__DO THIS__
Before going through the items, summarize the text about Judge Legg's possible denial of the stay in two sentences.

__EXTRACTED TEXT__
======

So let's assume that Judge Legg denies the permanent motion for stay (dissolves the stay). The injunction against applying 5ii is once again in effect. The 90 day clock starts again, as if the temp stay never happened.

I suspect that the ruling will come in close to or after the 90 days (dated from March 2nd). They either have to send out denials or grant the permits. This, before they can even file their motion to the 4th.

Meanwhile, the merits phase will have already begun. It may even be that the opening brief will have been made (we don't know yet what the briefing schedule will be).

Those that have been denied, will have 10 days to appeal to the gun Board. It is highly recommended that any denials immediately appeal (section 5-311 or 5-312), to keep their application alive.

If Judge Legg is really good in writing his order to deny the stay, the motions panel will most likely deny the State their stay (keeping the injunction in full force). The merits briefings will be in full swing.

During all of this hypothetical scenario, should the Gun Board deny the permits and the 4th Circuit uphold the judgment of the district court, each and every member of the board can be held civilly liable (section 1983) for denying a fundamental right. There will be no qualified immunity for them, even if the State pays their legal fees.

======

__MATERIAL SHOWN__
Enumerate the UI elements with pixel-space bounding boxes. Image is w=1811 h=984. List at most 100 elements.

======

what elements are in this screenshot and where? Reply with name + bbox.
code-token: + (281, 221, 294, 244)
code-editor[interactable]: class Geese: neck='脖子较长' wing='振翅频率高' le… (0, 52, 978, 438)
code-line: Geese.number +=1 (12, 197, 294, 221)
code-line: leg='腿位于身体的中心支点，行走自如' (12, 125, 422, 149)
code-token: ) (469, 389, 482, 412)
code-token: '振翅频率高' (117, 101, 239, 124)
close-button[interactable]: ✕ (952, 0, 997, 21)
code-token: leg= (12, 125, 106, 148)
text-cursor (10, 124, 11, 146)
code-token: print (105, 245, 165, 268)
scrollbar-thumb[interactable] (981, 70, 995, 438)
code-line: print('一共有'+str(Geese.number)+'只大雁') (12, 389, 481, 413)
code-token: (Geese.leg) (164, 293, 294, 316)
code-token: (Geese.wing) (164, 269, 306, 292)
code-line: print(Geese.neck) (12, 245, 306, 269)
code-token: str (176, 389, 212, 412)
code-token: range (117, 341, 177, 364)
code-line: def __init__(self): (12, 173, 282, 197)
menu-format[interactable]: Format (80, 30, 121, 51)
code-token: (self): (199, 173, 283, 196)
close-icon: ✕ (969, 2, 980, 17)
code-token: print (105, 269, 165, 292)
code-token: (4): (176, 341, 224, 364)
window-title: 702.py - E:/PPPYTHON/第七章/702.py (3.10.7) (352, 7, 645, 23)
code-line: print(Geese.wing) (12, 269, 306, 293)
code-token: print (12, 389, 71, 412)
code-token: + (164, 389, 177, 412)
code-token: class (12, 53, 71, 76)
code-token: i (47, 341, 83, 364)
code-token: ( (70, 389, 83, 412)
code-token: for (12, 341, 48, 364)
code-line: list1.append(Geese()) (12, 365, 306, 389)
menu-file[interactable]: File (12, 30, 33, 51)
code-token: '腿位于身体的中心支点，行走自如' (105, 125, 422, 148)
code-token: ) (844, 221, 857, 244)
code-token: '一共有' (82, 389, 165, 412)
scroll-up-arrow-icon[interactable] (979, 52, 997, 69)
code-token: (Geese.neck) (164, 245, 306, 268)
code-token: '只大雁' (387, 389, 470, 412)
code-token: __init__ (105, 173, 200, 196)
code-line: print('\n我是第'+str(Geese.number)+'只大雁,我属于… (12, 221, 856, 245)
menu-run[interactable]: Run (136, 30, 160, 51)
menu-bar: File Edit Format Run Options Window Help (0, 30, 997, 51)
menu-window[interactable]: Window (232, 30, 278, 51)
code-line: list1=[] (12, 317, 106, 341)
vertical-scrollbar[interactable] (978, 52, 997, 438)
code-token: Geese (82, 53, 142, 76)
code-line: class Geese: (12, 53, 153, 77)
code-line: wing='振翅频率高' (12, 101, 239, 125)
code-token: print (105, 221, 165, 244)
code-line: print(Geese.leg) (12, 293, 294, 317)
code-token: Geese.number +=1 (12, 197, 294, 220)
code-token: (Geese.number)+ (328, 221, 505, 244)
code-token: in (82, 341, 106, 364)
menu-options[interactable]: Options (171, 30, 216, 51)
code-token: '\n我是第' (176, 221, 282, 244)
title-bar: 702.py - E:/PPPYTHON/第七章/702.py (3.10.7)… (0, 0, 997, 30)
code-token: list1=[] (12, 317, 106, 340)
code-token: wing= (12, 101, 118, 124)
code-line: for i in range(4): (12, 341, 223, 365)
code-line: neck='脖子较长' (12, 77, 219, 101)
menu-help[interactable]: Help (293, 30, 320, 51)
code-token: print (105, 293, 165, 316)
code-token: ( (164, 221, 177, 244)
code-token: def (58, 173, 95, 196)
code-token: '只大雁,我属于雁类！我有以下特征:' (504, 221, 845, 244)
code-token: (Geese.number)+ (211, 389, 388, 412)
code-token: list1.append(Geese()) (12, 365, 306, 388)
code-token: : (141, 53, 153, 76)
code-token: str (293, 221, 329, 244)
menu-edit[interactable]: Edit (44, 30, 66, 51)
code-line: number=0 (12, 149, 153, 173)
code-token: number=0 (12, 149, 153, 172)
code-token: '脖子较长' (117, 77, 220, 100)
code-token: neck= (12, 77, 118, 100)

======

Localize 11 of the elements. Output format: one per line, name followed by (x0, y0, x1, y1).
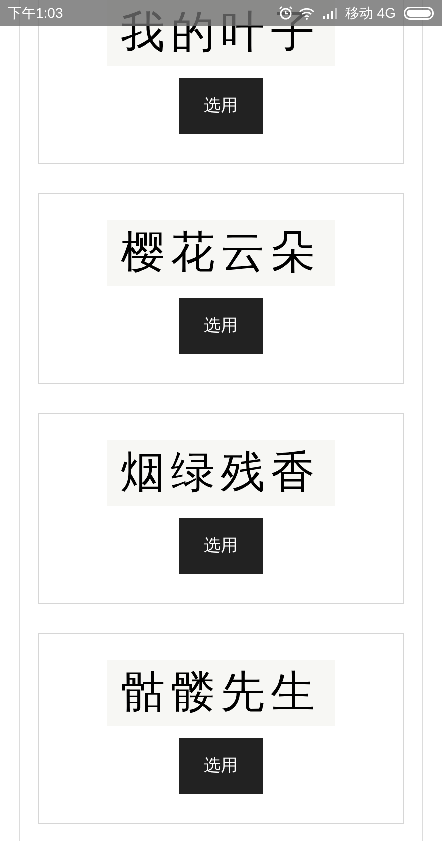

======

__ANSWER TO THE TASK__
If Judge Legg denies the motion for stay, the injunction against applying 5ii is back in effect, the 90-day clock starts again, and the merits phase will already have begun, while anyone denied a permit has 10 days to appeal to the Gun Board. A well-written order would most likely lead the motions panel to deny the State its stay, and if the Gun Board denies the permits and the 4th Circuit upholds the district court's judgment, each board member can be held civilly liable under section 1983 with no qualified immunity.